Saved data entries
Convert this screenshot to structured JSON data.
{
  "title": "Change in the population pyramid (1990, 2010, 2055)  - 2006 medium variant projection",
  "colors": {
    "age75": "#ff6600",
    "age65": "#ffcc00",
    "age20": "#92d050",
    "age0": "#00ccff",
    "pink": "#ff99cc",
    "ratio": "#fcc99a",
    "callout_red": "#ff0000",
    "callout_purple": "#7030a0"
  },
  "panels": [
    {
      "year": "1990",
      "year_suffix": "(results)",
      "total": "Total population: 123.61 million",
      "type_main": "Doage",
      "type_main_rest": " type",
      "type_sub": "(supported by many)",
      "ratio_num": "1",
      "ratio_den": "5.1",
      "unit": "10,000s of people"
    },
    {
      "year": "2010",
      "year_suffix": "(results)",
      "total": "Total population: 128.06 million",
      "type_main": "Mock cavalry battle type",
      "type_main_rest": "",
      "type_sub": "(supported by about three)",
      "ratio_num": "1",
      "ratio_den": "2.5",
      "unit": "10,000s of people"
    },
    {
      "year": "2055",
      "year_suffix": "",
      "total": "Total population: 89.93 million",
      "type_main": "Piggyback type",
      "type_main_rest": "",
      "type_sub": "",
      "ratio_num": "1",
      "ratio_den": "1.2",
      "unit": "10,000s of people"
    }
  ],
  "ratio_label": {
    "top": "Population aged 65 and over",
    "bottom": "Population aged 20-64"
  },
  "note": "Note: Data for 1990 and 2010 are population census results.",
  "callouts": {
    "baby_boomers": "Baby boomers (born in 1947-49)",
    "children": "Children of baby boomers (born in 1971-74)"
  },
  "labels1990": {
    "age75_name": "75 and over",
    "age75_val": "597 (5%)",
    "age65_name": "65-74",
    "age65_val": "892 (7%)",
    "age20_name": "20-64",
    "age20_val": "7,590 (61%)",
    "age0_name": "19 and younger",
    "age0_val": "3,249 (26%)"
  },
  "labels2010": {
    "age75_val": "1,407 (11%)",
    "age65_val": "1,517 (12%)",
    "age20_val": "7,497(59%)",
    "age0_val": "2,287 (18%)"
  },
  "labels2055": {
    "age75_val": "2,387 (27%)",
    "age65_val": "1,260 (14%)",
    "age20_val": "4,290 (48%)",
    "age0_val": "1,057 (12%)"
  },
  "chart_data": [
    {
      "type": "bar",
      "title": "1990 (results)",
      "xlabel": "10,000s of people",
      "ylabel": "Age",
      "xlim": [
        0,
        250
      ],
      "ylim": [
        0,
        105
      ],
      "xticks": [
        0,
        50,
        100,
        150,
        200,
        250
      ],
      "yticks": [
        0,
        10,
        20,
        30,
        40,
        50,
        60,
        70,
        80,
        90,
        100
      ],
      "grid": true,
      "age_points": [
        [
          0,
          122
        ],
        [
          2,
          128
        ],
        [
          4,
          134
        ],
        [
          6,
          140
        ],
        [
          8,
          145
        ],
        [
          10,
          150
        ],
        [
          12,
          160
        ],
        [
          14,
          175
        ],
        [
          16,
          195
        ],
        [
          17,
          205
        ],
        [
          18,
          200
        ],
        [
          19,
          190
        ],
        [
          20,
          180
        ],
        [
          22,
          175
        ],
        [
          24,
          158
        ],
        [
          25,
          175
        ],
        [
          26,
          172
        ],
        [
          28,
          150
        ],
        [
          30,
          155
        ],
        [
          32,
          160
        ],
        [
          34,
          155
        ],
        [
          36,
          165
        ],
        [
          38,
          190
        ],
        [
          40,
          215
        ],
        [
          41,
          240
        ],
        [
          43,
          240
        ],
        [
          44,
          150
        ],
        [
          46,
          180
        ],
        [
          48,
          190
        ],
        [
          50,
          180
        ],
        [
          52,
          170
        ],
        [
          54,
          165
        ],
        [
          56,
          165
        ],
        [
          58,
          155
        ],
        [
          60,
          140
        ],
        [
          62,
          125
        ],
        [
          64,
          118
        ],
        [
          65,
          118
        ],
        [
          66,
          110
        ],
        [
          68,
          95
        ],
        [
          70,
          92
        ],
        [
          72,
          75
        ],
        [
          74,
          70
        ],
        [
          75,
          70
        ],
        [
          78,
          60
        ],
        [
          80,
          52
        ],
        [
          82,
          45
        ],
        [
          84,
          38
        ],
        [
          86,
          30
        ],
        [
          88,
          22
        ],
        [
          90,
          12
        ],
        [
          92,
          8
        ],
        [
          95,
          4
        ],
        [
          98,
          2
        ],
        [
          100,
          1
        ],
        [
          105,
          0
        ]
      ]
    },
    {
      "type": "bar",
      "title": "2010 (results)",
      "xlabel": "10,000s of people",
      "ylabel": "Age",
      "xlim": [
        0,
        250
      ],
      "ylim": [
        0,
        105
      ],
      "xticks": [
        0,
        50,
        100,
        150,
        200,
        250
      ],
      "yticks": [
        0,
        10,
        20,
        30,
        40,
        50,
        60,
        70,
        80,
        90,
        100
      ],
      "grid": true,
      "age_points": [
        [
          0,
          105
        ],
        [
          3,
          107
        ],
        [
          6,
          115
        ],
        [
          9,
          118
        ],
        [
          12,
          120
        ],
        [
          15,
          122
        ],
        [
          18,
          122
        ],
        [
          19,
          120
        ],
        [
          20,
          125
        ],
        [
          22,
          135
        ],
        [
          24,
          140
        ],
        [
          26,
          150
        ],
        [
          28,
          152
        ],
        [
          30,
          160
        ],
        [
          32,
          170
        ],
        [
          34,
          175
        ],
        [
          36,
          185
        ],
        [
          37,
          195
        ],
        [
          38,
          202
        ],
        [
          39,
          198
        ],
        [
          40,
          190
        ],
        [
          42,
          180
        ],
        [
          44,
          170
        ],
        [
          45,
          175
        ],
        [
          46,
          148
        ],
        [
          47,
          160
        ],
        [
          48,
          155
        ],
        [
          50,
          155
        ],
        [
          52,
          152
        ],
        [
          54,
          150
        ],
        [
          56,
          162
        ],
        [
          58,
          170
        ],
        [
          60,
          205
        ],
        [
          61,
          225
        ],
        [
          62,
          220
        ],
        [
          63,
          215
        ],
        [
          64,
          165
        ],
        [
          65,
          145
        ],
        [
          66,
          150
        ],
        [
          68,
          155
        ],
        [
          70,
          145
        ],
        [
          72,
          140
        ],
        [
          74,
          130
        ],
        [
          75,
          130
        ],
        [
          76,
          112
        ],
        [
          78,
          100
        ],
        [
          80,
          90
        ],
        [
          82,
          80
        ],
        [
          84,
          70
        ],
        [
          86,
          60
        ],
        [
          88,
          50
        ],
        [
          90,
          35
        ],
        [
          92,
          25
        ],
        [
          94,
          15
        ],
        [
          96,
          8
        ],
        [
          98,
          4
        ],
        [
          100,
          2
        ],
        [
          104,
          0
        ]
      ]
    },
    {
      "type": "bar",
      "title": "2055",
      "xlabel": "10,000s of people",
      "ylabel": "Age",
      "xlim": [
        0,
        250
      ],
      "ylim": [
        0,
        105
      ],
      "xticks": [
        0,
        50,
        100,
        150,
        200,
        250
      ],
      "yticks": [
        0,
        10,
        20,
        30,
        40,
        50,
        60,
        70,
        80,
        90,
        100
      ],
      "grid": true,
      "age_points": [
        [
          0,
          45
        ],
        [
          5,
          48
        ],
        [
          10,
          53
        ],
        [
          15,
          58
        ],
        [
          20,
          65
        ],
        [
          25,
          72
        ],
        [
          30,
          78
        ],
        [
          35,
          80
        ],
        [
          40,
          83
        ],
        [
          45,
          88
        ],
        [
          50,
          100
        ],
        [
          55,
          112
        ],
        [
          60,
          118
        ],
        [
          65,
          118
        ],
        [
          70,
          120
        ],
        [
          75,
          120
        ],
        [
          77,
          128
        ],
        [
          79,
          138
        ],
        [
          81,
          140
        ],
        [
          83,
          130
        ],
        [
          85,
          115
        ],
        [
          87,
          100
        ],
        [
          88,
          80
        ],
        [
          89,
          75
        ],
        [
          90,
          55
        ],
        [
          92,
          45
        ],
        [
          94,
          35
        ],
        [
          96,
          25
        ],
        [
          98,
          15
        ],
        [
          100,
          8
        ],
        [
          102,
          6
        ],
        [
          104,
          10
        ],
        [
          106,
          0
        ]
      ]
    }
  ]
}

GIVEN INSTRUCTION:
Look over the listing. Pull out every line with the string "million" in it.

OUTPUT OF THE EXERCISE:
      "total": "Total population: 123.61 million",
      "total": "Total population: 128.06 million",
      "total": "Total population: 89.93 million",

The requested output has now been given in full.